Start Records provided

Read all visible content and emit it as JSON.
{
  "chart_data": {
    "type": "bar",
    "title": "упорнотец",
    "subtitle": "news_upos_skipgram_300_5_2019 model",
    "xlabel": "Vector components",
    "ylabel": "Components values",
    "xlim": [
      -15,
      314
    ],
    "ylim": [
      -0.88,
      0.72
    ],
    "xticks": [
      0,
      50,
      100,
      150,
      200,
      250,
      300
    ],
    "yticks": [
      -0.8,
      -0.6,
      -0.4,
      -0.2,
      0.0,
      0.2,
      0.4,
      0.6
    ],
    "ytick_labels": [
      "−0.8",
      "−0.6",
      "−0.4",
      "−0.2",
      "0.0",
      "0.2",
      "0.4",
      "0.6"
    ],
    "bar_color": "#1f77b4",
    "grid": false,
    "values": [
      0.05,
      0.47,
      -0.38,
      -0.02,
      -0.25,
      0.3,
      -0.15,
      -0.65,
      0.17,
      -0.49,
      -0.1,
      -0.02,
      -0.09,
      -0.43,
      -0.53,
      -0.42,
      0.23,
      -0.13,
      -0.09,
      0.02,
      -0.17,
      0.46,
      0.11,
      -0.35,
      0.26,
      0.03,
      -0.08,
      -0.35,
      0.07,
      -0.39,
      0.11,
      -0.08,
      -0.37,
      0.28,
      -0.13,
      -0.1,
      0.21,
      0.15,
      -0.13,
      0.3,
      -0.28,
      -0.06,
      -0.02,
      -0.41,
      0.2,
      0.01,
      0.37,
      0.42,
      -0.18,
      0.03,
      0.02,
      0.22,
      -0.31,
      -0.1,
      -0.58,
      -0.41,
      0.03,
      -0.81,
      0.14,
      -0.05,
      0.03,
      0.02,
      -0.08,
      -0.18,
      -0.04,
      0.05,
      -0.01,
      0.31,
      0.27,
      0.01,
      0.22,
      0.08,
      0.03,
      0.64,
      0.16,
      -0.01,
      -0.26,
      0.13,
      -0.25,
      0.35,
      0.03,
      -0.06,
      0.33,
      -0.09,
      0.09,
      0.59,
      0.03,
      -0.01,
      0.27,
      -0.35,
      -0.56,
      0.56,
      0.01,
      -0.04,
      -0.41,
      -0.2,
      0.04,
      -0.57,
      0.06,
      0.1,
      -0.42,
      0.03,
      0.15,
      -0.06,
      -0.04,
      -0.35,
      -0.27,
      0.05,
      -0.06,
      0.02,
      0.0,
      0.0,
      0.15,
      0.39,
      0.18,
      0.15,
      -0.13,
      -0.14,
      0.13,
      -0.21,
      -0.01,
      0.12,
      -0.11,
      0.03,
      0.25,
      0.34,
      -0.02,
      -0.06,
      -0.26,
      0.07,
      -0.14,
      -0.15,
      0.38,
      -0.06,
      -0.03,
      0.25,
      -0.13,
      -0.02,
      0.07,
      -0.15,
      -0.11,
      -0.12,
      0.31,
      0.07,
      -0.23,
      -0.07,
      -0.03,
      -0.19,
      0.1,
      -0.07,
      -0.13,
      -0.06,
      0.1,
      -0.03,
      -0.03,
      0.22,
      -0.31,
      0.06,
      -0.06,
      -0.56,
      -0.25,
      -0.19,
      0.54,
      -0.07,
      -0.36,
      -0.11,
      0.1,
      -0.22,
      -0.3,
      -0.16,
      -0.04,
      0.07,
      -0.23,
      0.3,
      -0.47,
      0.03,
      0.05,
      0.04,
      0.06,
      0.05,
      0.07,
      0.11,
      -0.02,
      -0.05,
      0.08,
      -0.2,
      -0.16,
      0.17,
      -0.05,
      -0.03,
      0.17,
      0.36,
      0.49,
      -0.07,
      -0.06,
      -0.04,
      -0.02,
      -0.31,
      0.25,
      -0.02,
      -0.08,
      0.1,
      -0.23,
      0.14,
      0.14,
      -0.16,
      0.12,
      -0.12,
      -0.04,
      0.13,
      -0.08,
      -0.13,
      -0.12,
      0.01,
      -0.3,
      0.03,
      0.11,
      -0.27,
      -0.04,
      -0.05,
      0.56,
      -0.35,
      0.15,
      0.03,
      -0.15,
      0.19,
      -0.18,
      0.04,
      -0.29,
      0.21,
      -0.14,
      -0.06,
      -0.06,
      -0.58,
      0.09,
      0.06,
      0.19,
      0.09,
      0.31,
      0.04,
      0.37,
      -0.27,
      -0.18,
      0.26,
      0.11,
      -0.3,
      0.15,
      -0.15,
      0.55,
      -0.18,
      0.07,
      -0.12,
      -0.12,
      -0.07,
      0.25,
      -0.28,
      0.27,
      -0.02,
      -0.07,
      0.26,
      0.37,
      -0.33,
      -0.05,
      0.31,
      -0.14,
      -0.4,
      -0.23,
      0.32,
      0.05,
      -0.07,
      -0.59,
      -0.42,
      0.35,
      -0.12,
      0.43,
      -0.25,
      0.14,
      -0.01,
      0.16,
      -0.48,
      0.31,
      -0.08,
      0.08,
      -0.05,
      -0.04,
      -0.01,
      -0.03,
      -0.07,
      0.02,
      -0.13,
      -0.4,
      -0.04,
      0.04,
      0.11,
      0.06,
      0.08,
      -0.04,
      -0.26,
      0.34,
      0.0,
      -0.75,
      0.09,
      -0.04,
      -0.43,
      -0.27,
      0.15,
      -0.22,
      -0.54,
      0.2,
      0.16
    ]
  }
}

End Records provided

Return the whole listing exactly, with every line included.

- Answer to this task
Read all visible content and emit it as JSON.
{
  "chart_data": {
    "type": "bar",
    "title": "упорнотец",
    "subtitle": "news_upos_skipgram_300_5_2019 model",
    "xlabel": "Vector components",
    "ylabel": "Components values",
    "xlim": [
      -15,
      314
    ],
    "ylim": [
      -0.88,
      0.72
    ],
    "xticks": [
      0,
      50,
      100,
      150,
      200,
      250,
      300
    ],
    "yticks": [
      -0.8,
      -0.6,
      -0.4,
      -0.2,
      0.0,
      0.2,
      0.4,
      0.6
    ],
    "ytick_labels": [
      "−0.8",
      "−0.6",
      "−0.4",
      "−0.2",
      "0.0",
      "0.2",
      "0.4",
      "0.6"
    ],
    "bar_color": "#1f77b4",
    "grid": false,
    "values": [
      0.05,
      0.47,
      -0.38,
      -0.02,
      -0.25,
      0.3,
      -0.15,
      -0.65,
      0.17,
      -0.49,
      -0.1,
      -0.02,
      -0.09,
      -0.43,
      -0.53,
      -0.42,
      0.23,
      -0.13,
      -0.09,
      0.02,
      -0.17,
      0.46,
      0.11,
      -0.35,
      0.26,
      0.03,
      -0.08,
      -0.35,
      0.07,
      -0.39,
      0.11,
      -0.08,
      -0.37,
      0.28,
      -0.13,
      -0.1,
      0.21,
      0.15,
      -0.13,
      0.3,
      -0.28,
      -0.06,
      -0.02,
      -0.41,
      0.2,
      0.01,
      0.37,
      0.42,
      -0.18,
      0.03,
      0.02,
      0.22,
      -0.31,
      -0.1,
      -0.58,
      -0.41,
      0.03,
      -0.81,
      0.14,
      -0.05,
      0.03,
      0.02,
      -0.08,
      -0.18,
      -0.04,
      0.05,
      -0.01,
      0.31,
      0.27,
      0.01,
      0.22,
      0.08,
      0.03,
      0.64,
      0.16,
      -0.01,
      -0.26,
      0.13,
      -0.25,
      0.35,
      0.03,
      -0.06,
      0.33,
      -0.09,
      0.09,
      0.59,
      0.03,
      -0.01,
      0.27,
      -0.35,
      -0.56,
      0.56,
      0.01,
      -0.04,
      -0.41,
      -0.2,
      0.04,
      -0.57,
      0.06,
      0.1,
      -0.42,
      0.03,
      0.15,
      -0.06,
      -0.04,
      -0.35,
      -0.27,
      0.05,
      -0.06,
      0.02,
      0.0,
      0.0,
      0.15,
      0.39,
      0.18,
      0.15,
      -0.13,
      -0.14,
      0.13,
      -0.21,
      -0.01,
      0.12,
      -0.11,
      0.03,
      0.25,
      0.34,
      -0.02,
      -0.06,
      -0.26,
      0.07,
      -0.14,
      -0.15,
      0.38,
      -0.06,
      -0.03,
      0.25,
      -0.13,
      -0.02,
      0.07,
      -0.15,
      -0.11,
      -0.12,
      0.31,
      0.07,
      -0.23,
      -0.07,
      -0.03,
      -0.19,
      0.1,
      -0.07,
      -0.13,
      -0.06,
      0.1,
      -0.03,
      -0.03,
      0.22,
      -0.31,
      0.06,
      -0.06,
      -0.56,
      -0.25,
      -0.19,
      0.54,
      -0.07,
      -0.36,
      -0.11,
      0.1,
      -0.22,
      -0.3,
      -0.16,
      -0.04,
      0.07,
      -0.23,
      0.3,
      -0.47,
      0.03,
      0.05,
      0.04,
      0.06,
      0.05,
      0.07,
      0.11,
      -0.02,
      -0.05,
      0.08,
      -0.2,
      -0.16,
      0.17,
      -0.05,
      -0.03,
      0.17,
      0.36,
      0.49,
      -0.07,
      -0.06,
      -0.04,
      -0.02,
      -0.31,
      0.25,
      -0.02,
      -0.08,
      0.1,
      -0.23,
      0.14,
      0.14,
      -0.16,
      0.12,
      -0.12,
      -0.04,
      0.13,
      -0.08,
      -0.13,
      -0.12,
      0.01,
      -0.3,
      0.03,
      0.11,
      -0.27,
      -0.04,
      -0.05,
      0.56,
      -0.35,
      0.15,
      0.03,
      -0.15,
      0.19,
      -0.18,
      0.04,
      -0.29,
      0.21,
      -0.14,
      -0.06,
      -0.06,
      -0.58,
      0.09,
      0.06,
      0.19,
      0.09,
      0.31,
      0.04,
      0.37,
      -0.27,
      -0.18,
      0.26,
      0.11,
      -0.3,
      0.15,
      -0.15,
      0.55,
      -0.18,
      0.07,
      -0.12,
      -0.12,
      -0.07,
      0.25,
      -0.28,
      0.27,
      -0.02,
      -0.07,
      0.26,
      0.37,
      -0.33,
      -0.05,
      0.31,
      -0.14,
      -0.4,
      -0.23,
      0.32,
      0.05,
      -0.07,
      -0.59,
      -0.42,
      0.35,
      -0.12,
      0.43,
      -0.25,
      0.14,
      -0.01,
      0.16,
      -0.48,
      0.31,
      -0.08,
      0.08,
      -0.05,
      -0.04,
      -0.01,
      -0.03,
      -0.07,
      0.02,
      -0.13,
      -0.4,
      -0.04,
      0.04,
      0.11,
      0.06,
      0.08,
      -0.04,
      -0.26,
      0.34,
      0.0,
      -0.75,
      0.09,
      -0.04,
      -0.43,
      -0.27,
      0.15,
      -0.22,
      -0.54,
      0.2,
      0.16
    ]
  }
}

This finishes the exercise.